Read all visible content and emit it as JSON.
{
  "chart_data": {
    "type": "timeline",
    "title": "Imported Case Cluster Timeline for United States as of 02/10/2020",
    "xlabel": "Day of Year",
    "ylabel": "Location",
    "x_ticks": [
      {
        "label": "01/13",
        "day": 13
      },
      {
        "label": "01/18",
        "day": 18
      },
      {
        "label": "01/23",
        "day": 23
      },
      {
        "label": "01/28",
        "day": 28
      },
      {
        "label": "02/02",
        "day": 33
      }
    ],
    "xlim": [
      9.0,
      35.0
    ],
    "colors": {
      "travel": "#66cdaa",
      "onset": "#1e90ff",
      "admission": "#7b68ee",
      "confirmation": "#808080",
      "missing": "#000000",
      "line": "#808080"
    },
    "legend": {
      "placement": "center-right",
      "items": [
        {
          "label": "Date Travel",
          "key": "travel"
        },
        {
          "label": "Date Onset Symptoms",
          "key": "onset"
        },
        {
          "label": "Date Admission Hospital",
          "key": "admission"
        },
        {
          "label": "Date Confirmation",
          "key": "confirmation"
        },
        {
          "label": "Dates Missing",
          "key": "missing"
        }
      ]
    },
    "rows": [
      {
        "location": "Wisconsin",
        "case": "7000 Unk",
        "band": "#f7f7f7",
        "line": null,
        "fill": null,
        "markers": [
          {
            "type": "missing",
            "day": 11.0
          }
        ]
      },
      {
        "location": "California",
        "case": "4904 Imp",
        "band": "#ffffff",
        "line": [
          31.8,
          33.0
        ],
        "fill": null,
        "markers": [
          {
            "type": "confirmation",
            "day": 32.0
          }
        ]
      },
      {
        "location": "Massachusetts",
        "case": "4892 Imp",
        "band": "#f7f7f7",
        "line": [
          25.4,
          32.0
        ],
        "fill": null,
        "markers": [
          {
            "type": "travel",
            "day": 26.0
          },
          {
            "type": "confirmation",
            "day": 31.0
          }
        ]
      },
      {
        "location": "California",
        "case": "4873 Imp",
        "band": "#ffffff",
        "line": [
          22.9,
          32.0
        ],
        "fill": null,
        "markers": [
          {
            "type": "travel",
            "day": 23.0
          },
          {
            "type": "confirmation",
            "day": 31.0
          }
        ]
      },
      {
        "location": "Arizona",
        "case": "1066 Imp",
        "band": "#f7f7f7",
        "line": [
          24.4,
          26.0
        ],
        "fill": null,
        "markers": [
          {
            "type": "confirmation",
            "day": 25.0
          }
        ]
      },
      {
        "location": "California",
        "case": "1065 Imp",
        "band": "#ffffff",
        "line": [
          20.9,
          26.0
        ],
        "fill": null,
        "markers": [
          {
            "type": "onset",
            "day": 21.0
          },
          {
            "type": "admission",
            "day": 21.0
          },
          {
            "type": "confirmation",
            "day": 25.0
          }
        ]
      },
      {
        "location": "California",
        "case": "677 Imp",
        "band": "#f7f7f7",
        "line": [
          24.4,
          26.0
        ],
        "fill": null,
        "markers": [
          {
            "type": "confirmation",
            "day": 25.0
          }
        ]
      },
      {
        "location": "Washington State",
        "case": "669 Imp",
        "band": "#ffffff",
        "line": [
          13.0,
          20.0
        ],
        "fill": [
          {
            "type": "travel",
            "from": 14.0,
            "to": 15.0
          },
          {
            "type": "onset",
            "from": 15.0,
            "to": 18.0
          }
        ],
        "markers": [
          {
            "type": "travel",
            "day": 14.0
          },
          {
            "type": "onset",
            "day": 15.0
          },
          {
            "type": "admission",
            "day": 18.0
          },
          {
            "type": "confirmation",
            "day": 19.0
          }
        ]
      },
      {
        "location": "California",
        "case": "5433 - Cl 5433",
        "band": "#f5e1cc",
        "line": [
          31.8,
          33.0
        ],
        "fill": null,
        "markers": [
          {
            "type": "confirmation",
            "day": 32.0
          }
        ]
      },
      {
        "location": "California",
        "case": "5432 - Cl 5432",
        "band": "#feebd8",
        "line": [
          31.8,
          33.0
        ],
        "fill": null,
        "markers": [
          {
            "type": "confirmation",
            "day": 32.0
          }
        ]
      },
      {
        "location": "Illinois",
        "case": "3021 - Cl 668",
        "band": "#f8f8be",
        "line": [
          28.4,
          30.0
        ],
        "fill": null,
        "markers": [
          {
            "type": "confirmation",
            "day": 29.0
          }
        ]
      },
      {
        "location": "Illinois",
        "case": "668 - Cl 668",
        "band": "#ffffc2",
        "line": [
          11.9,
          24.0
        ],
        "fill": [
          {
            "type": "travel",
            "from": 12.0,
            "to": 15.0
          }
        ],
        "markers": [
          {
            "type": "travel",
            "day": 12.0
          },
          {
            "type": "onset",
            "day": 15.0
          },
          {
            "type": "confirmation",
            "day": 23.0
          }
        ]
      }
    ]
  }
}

● ● ●

Reproduce the listing above word for word.

◆ **Full answer**
Read all visible content and emit it as JSON.
{
  "chart_data": {
    "type": "timeline",
    "title": "Imported Case Cluster Timeline for United States as of 02/10/2020",
    "xlabel": "Day of Year",
    "ylabel": "Location",
    "x_ticks": [
      {
        "label": "01/13",
        "day": 13
      },
      {
        "label": "01/18",
        "day": 18
      },
      {
        "label": "01/23",
        "day": 23
      },
      {
        "label": "01/28",
        "day": 28
      },
      {
        "label": "02/02",
        "day": 33
      }
    ],
    "xlim": [
      9.0,
      35.0
    ],
    "colors": {
      "travel": "#66cdaa",
      "onset": "#1e90ff",
      "admission": "#7b68ee",
      "confirmation": "#808080",
      "missing": "#000000",
      "line": "#808080"
    },
    "legend": {
      "placement": "center-right",
      "items": [
        {
          "label": "Date Travel",
          "key": "travel"
        },
        {
          "label": "Date Onset Symptoms",
          "key": "onset"
        },
        {
          "label": "Date Admission Hospital",
          "key": "admission"
        },
        {
          "label": "Date Confirmation",
          "key": "confirmation"
        },
        {
          "label": "Dates Missing",
          "key": "missing"
        }
      ]
    },
    "rows": [
      {
        "location": "Wisconsin",
        "case": "7000 Unk",
        "band": "#f7f7f7",
        "line": null,
        "fill": null,
        "markers": [
          {
            "type": "missing",
            "day": 11.0
          }
        ]
      },
      {
        "location": "California",
        "case": "4904 Imp",
        "band": "#ffffff",
        "line": [
          31.8,
          33.0
        ],
        "fill": null,
        "markers": [
          {
            "type": "confirmation",
            "day": 32.0
          }
        ]
      },
      {
        "location": "Massachusetts",
        "case": "4892 Imp",
        "band": "#f7f7f7",
        "line": [
          25.4,
          32.0
        ],
        "fill": null,
        "markers": [
          {
            "type": "travel",
            "day": 26.0
          },
          {
            "type": "confirmation",
            "day": 31.0
          }
        ]
      },
      {
        "location": "California",
        "case": "4873 Imp",
        "band": "#ffffff",
        "line": [
          22.9,
          32.0
        ],
        "fill": null,
        "markers": [
          {
            "type": "travel",
            "day": 23.0
          },
          {
            "type": "confirmation",
            "day": 31.0
          }
        ]
      },
      {
        "location": "Arizona",
        "case": "1066 Imp",
        "band": "#f7f7f7",
        "line": [
          24.4,
          26.0
        ],
        "fill": null,
        "markers": [
          {
            "type": "confirmation",
            "day": 25.0
          }
        ]
      },
      {
        "location": "California",
        "case": "1065 Imp",
        "band": "#ffffff",
        "line": [
          20.9,
          26.0
        ],
        "fill": null,
        "markers": [
          {
            "type": "onset",
            "day": 21.0
          },
          {
            "type": "admission",
            "day": 21.0
          },
          {
            "type": "confirmation",
            "day": 25.0
          }
        ]
      },
      {
        "location": "California",
        "case": "677 Imp",
        "band": "#f7f7f7",
        "line": [
          24.4,
          26.0
        ],
        "fill": null,
        "markers": [
          {
            "type": "confirmation",
            "day": 25.0
          }
        ]
      },
      {
        "location": "Washington State",
        "case": "669 Imp",
        "band": "#ffffff",
        "line": [
          13.0,
          20.0
        ],
        "fill": [
          {
            "type": "travel",
            "from": 14.0,
            "to": 15.0
          },
          {
            "type": "onset",
            "from": 15.0,
            "to": 18.0
          }
        ],
        "markers": [
          {
            "type": "travel",
            "day": 14.0
          },
          {
            "type": "onset",
            "day": 15.0
          },
          {
            "type": "admission",
            "day": 18.0
          },
          {
            "type": "confirmation",
            "day": 19.0
          }
        ]
      },
      {
        "location": "California",
        "case": "5433 - Cl 5433",
        "band": "#f5e1cc",
        "line": [
          31.8,
          33.0
        ],
        "fill": null,
        "markers": [
          {
            "type": "confirmation",
            "day": 32.0
          }
        ]
      },
      {
        "location": "California",
        "case": "5432 - Cl 5432",
        "band": "#feebd8",
        "line": [
          31.8,
          33.0
        ],
        "fill": null,
        "markers": [
          {
            "type": "confirmation",
            "day": 32.0
          }
        ]
      },
      {
        "location": "Illinois",
        "case": "3021 - Cl 668",
        "band": "#f8f8be",
        "line": [
          28.4,
          30.0
        ],
        "fill": null,
        "markers": [
          {
            "type": "confirmation",
            "day": 29.0
          }
        ]
      },
      {
        "location": "Illinois",
        "case": "668 - Cl 668",
        "band": "#ffffc2",
        "line": [
          11.9,
          24.0
        ],
        "fill": [
          {
            "type": "travel",
            "from": 12.0,
            "to": 15.0
          }
        ],
        "markers": [
          {
            "type": "travel",
            "day": 12.0
          },
          {
            "type": "onset",
            "day": 15.0
          },
          {
            "type": "confirmation",
            "day": 23.0
          }
        ]
      }
    ]
  }
}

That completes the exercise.